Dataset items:
.....
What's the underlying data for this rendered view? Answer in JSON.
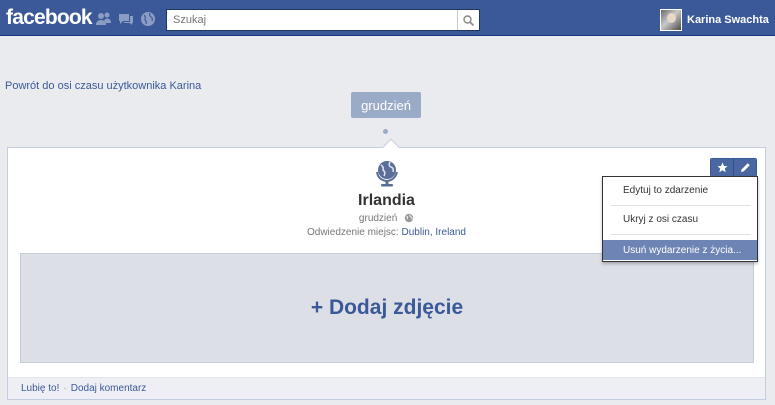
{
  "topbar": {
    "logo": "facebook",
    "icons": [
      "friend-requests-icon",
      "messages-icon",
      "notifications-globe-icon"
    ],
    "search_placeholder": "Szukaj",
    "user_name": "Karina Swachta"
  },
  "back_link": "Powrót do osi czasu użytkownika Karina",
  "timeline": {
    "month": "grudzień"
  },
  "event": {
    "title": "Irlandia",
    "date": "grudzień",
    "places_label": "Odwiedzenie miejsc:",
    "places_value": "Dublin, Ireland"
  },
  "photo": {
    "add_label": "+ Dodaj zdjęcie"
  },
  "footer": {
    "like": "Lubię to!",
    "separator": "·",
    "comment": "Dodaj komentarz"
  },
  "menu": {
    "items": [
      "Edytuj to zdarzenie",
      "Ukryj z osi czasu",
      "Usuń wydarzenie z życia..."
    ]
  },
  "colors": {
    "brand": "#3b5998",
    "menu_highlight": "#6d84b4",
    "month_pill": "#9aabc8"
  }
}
.....
What to produce :: Each record should be quoted exactly, with the images omitted.

Reply ::
What's the underlying data for this rendered view? Answer in JSON.
{
  "topbar": {
    "logo": "facebook",
    "icons": [
      "friend-requests-icon",
      "messages-icon",
      "notifications-globe-icon"
    ],
    "search_placeholder": "Szukaj",
    "user_name": "Karina Swachta"
  },
  "back_link": "Powrót do osi czasu użytkownika Karina",
  "timeline": {
    "month": "grudzień"
  },
  "event": {
    "title": "Irlandia",
    "date": "grudzień",
    "places_label": "Odwiedzenie miejsc:",
    "places_value": "Dublin, Ireland"
  },
  "photo": {
    "add_label": "+ Dodaj zdjęcie"
  },
  "footer": {
    "like": "Lubię to!",
    "separator": "·",
    "comment": "Dodaj komentarz"
  },
  "menu": {
    "items": [
      "Edytuj to zdarzenie",
      "Ukryj z osi czasu",
      "Usuń wydarzenie z życia..."
    ]
  },
  "colors": {
    "brand": "#3b5998",
    "menu_highlight": "#6d84b4",
    "month_pill": "#9aabc8"
  }
}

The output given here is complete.